◆ What is needed: Read the entries below and pull out each line with the string "jdbc".

◆ Listing:
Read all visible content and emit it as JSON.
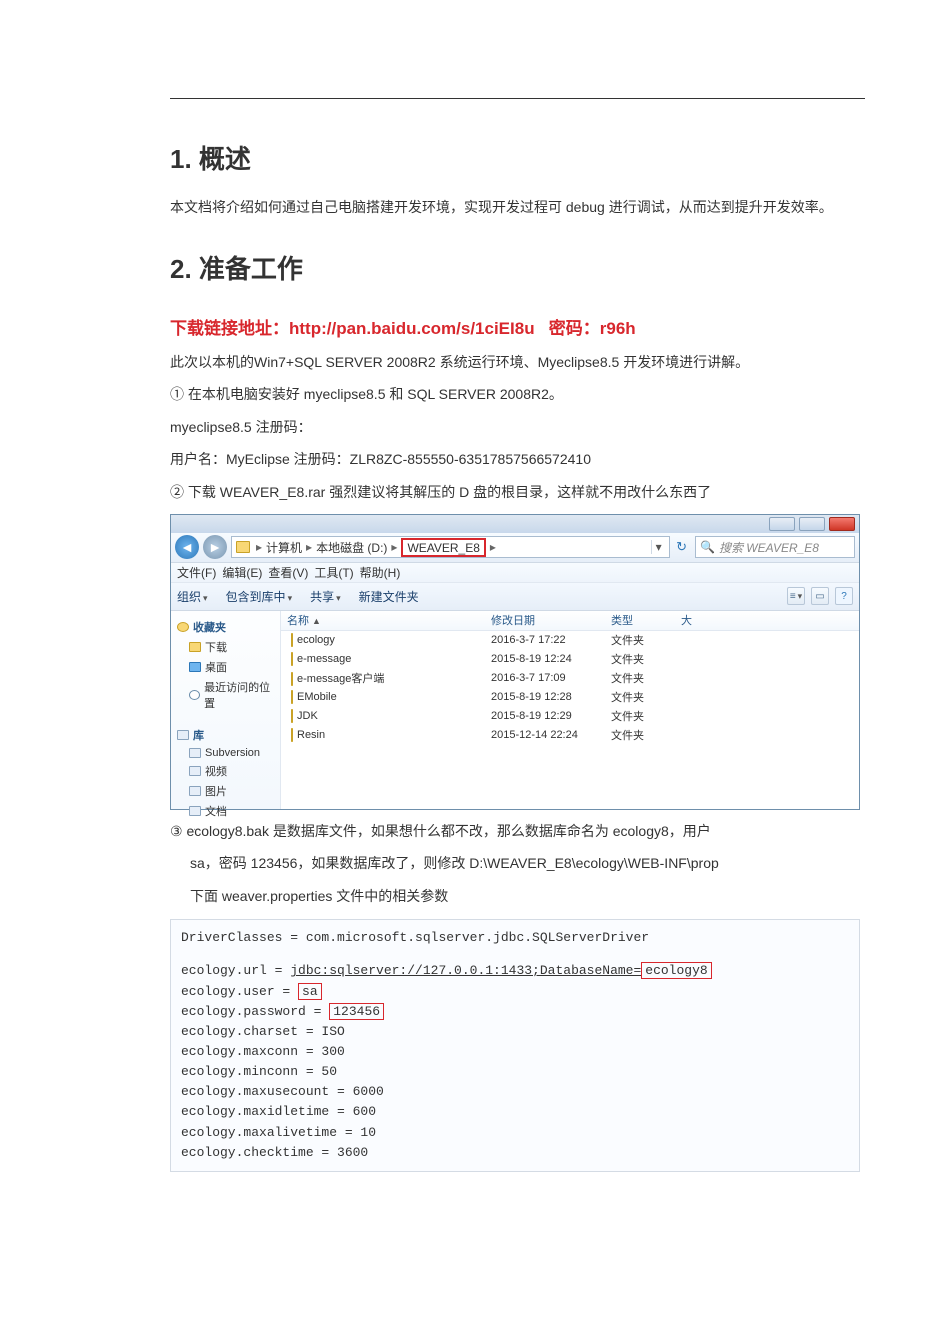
{
  "section1": {
    "heading": "1. 概述",
    "body": "本文档将介绍如何通过自己电脑搭建开发环境，实现开发过程可 debug 进行调试，从而达到提升开发效率。"
  },
  "section2": {
    "heading": "2. 准备工作",
    "download_label": "下载链接地址：",
    "download_url": "http://pan.baidu.com/s/1ciEI8u",
    "download_pwlabel": "密码：",
    "download_pw": "r96h",
    "intro": "此次以本机的Win7+SQL SERVER 2008R2 系统运行环境、Myeclipse8.5 开发环境进行讲解。",
    "step1": "① 在本机电脑安装好 myeclipse8.5 和 SQL SERVER 2008R2。",
    "line_reg": "myeclipse8.5 注册码：",
    "line_user": "用户名：MyEclipse 注册码：ZLR8ZC-855550-63517857566572410",
    "step2": "② 下载 WEAVER_E8.rar 强烈建议将其解压的 D 盘的根目录，这样就不用改什么东西了",
    "step3a": "③ ecology8.bak 是数据库文件，如果想什么都不改，那么数据库命名为 ecology8，用户",
    "step3b": "sa，密码 123456，如果数据库改了，则修改 D:\\WEAVER_E8\\ecology\\WEB-INF\\prop",
    "step3c": "下面 weaver.properties 文件中的相关参数"
  },
  "explorer": {
    "breadcrumb": {
      "seg1": "计算机",
      "seg2": "本地磁盘 (D:)",
      "seg3": "WEAVER_E8",
      "arrow": "▸"
    },
    "refresh_hint": "↻",
    "search_placeholder": "搜索 WEAVER_E8",
    "menubar": {
      "file": "文件(F)",
      "edit": "编辑(E)",
      "view": "查看(V)",
      "tools": "工具(T)",
      "help": "帮助(H)"
    },
    "toolbar": {
      "org": "组织",
      "lib": "包含到库中",
      "share": "共享",
      "newf": "新建文件夹"
    },
    "sidebar": {
      "fav": "收藏夹",
      "fav1": "下载",
      "fav2": "桌面",
      "fav3": "最近访问的位置",
      "libs": "库",
      "l1": "Subversion",
      "l2": "视频",
      "l3": "图片",
      "l4": "文档",
      "l5trim": "(…)"
    },
    "columns": {
      "name": "名称",
      "date": "修改日期",
      "type": "类型",
      "size": "大"
    },
    "files": [
      {
        "name": "ecology",
        "date": "2016-3-7 17:22",
        "type": "文件夹"
      },
      {
        "name": "e-message",
        "date": "2015-8-19 12:24",
        "type": "文件夹"
      },
      {
        "name": "e-message客户端",
        "date": "2016-3-7 17:09",
        "type": "文件夹"
      },
      {
        "name": "EMobile",
        "date": "2015-8-19 12:28",
        "type": "文件夹"
      },
      {
        "name": "JDK",
        "date": "2015-8-19 12:29",
        "type": "文件夹"
      },
      {
        "name": "Resin",
        "date": "2015-12-14 22:24",
        "type": "文件夹"
      }
    ]
  },
  "props": {
    "l1": "DriverClasses = com.microsoft.sqlserver.jdbc.SQLServerDriver",
    "l2a": "ecology.url = ",
    "l2b": "jdbc:sqlserver://127.0.0.1:1433;DatabaseName=",
    "l2c": "ecology8",
    "l3a": "ecology.user = ",
    "l3b": "sa",
    "l4a": "ecology.password = ",
    "l4b": "123456",
    "l5": "ecology.charset = ISO",
    "l6": "ecology.maxconn = 300",
    "l7": "ecology.minconn = 50",
    "l8": "ecology.maxusecount = 6000",
    "l9": "ecology.maxidletime = 600",
    "l10": "ecology.maxalivetime = 10",
    "l11": "ecology.checktime = 3600"
  }
}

◆ Response below:
    "l1": "DriverClasses = com.microsoft.sqlserver.jdbc.SQLServerDriver",
    "l2b": "jdbc:sqlserver://127.0.0.1:1433;DatabaseName=",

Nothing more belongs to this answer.